### TASK TO COMPLETE:
Transcribe the entries below exactly.

### GIVEN RECORDS:
◇ ◇ ◇

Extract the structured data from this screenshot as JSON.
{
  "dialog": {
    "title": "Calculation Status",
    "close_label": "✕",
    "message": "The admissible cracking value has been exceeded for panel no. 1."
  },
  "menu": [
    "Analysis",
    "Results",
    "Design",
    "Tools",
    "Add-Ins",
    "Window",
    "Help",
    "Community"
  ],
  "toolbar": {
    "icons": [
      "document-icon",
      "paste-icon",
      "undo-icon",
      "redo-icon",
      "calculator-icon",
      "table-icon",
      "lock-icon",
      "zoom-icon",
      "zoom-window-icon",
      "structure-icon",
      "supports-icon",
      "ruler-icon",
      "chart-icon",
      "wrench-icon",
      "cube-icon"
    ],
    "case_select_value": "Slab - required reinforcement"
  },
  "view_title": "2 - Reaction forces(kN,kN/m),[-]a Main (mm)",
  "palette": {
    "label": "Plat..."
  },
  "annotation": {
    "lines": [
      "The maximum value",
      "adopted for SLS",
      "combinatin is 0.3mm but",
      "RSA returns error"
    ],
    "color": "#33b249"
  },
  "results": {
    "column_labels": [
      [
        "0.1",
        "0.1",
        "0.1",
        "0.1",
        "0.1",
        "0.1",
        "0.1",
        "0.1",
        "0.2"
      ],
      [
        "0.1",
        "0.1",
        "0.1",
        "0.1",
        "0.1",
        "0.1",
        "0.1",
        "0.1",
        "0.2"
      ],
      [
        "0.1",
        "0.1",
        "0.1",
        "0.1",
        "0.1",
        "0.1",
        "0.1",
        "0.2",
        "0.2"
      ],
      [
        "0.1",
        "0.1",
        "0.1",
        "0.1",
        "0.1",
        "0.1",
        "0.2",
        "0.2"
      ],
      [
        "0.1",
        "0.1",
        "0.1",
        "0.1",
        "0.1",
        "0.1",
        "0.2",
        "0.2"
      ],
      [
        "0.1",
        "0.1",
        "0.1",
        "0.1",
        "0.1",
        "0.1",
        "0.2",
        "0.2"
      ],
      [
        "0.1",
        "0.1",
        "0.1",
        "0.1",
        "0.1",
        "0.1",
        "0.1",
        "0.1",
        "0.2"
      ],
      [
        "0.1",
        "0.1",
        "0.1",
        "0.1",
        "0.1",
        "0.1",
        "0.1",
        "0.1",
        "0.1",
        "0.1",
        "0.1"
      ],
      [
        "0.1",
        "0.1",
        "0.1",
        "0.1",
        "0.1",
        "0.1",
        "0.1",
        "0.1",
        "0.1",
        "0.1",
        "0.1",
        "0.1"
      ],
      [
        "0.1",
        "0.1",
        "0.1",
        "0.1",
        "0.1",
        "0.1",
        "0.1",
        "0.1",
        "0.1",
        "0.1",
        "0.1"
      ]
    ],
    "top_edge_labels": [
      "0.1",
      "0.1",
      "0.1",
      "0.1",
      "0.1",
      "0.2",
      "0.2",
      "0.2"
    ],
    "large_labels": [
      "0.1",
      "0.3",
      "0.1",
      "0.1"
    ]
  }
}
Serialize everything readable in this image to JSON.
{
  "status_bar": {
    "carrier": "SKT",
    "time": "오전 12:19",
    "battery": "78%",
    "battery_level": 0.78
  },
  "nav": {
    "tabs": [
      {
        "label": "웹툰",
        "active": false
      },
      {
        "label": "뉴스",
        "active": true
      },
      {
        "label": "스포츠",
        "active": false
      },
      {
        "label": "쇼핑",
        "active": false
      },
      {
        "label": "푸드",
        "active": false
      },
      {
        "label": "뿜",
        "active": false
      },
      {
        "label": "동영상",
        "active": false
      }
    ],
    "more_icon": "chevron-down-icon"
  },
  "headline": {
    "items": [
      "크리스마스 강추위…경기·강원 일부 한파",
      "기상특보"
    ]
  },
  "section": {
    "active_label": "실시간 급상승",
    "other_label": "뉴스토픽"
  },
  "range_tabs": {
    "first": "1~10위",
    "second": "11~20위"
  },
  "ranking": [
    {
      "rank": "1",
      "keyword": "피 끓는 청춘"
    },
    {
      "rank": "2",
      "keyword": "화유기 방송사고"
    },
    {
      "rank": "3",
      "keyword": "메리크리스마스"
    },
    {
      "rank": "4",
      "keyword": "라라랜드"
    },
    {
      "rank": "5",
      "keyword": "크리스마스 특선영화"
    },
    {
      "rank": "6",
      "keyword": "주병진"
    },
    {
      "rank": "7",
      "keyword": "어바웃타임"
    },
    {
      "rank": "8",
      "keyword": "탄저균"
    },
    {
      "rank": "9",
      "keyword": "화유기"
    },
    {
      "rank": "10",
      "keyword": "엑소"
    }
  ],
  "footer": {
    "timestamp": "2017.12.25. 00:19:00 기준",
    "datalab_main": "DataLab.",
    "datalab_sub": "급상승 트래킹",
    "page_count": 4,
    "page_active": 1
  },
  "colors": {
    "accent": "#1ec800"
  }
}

◇ ◇ ◇

### RESULT BELOW:
Extract the structured data from this screenshot as JSON.
{
  "dialog": {
    "title": "Calculation Status",
    "close_label": "✕",
    "message": "The admissible cracking value has been exceeded for panel no. 1."
  },
  "menu": [
    "Analysis",
    "Results",
    "Design",
    "Tools",
    "Add-Ins",
    "Window",
    "Help",
    "Community"
  ],
  "toolbar": {
    "icons": [
      "document-icon",
      "paste-icon",
      "undo-icon",
      "redo-icon",
      "calculator-icon",
      "table-icon",
      "lock-icon",
      "zoom-icon",
      "zoom-window-icon",
      "structure-icon",
      "supports-icon",
      "ruler-icon",
      "chart-icon",
      "wrench-icon",
      "cube-icon"
    ],
    "case_select_value": "Slab - required reinforcement"
  },
  "view_title": "2 - Reaction forces(kN,kN/m),[-]a Main (mm)",
  "palette": {
    "label": "Plat..."
  },
  "annotation": {
    "lines": [
      "The maximum value",
      "adopted for SLS",
      "combinatin is 0.3mm but",
      "RSA returns error"
    ],
    "color": "#33b249"
  },
  "results": {
    "column_labels": [
      [
        "0.1",
        "0.1",
        "0.1",
        "0.1",
        "0.1",
        "0.1",
        "0.1",
        "0.1",
        "0.2"
      ],
      [
        "0.1",
        "0.1",
        "0.1",
        "0.1",
        "0.1",
        "0.1",
        "0.1",
        "0.1",
        "0.2"
      ],
      [
        "0.1",
        "0.1",
        "0.1",
        "0.1",
        "0.1",
        "0.1",
        "0.1",
        "0.2",
        "0.2"
      ],
      [
        "0.1",
        "0.1",
        "0.1",
        "0.1",
        "0.1",
        "0.1",
        "0.2",
        "0.2"
      ],
      [
        "0.1",
        "0.1",
        "0.1",
        "0.1",
        "0.1",
        "0.1",
        "0.2",
        "0.2"
      ],
      [
        "0.1",
        "0.1",
        "0.1",
        "0.1",
        "0.1",
        "0.1",
        "0.2",
        "0.2"
      ],
      [
        "0.1",
        "0.1",
        "0.1",
        "0.1",
        "0.1",
        "0.1",
        "0.1",
        "0.1",
        "0.2"
      ],
      [
        "0.1",
        "0.1",
        "0.1",
        "0.1",
        "0.1",
        "0.1",
        "0.1",
        "0.1",
        "0.1",
        "0.1",
        "0.1"
      ],
      [
        "0.1",
        "0.1",
        "0.1",
        "0.1",
        "0.1",
        "0.1",
        "0.1",
        "0.1",
        "0.1",
        "0.1",
        "0.1",
        "0.1"
      ],
      [
        "0.1",
        "0.1",
        "0.1",
        "0.1",
        "0.1",
        "0.1",
        "0.1",
        "0.1",
        "0.1",
        "0.1",
        "0.1"
      ]
    ],
    "top_edge_labels": [
      "0.1",
      "0.1",
      "0.1",
      "0.1",
      "0.1",
      "0.2",
      "0.2",
      "0.2"
    ],
    "large_labels": [
      "0.1",
      "0.3",
      "0.1",
      "0.1"
    ]
  }
}
Serialize everything readable in this image to JSON.
{
  "status_bar": {
    "carrier": "SKT",
    "time": "오전 12:19",
    "battery": "78%",
    "battery_level": 0.78
  },
  "nav": {
    "tabs": [
      {
        "label": "웹툰",
        "active": false
      },
      {
        "label": "뉴스",
        "active": true
      },
      {
        "label": "스포츠",
        "active": false
      },
      {
        "label": "쇼핑",
        "active": false
      },
      {
        "label": "푸드",
        "active": false
      },
      {
        "label": "뿜",
        "active": false
      },
      {
        "label": "동영상",
        "active": false
      }
    ],
    "more_icon": "chevron-down-icon"
  },
  "headline": {
    "items": [
      "크리스마스 강추위…경기·강원 일부 한파",
      "기상특보"
    ]
  },
  "section": {
    "active_label": "실시간 급상승",
    "other_label": "뉴스토픽"
  },
  "range_tabs": {
    "first": "1~10위",
    "second": "11~20위"
  },
  "ranking": [
    {
      "rank": "1",
      "keyword": "피 끓는 청춘"
    },
    {
      "rank": "2",
      "keyword": "화유기 방송사고"
    },
    {
      "rank": "3",
      "keyword": "메리크리스마스"
    },
    {
      "rank": "4",
      "keyword": "라라랜드"
    },
    {
      "rank": "5",
      "keyword": "크리스마스 특선영화"
    },
    {
      "rank": "6",
      "keyword": "주병진"
    },
    {
      "rank": "7",
      "keyword": "어바웃타임"
    },
    {
      "rank": "8",
      "keyword": "탄저균"
    },
    {
      "rank": "9",
      "keyword": "화유기"
    },
    {
      "rank": "10",
      "keyword": "엑소"
    }
  ],
  "footer": {
    "timestamp": "2017.12.25. 00:19:00 기준",
    "datalab_main": "DataLab.",
    "datalab_sub": "급상승 트래킹",
    "page_count": 4,
    "page_active": 1
  },
  "colors": {
    "accent": "#1ec800"
  }
}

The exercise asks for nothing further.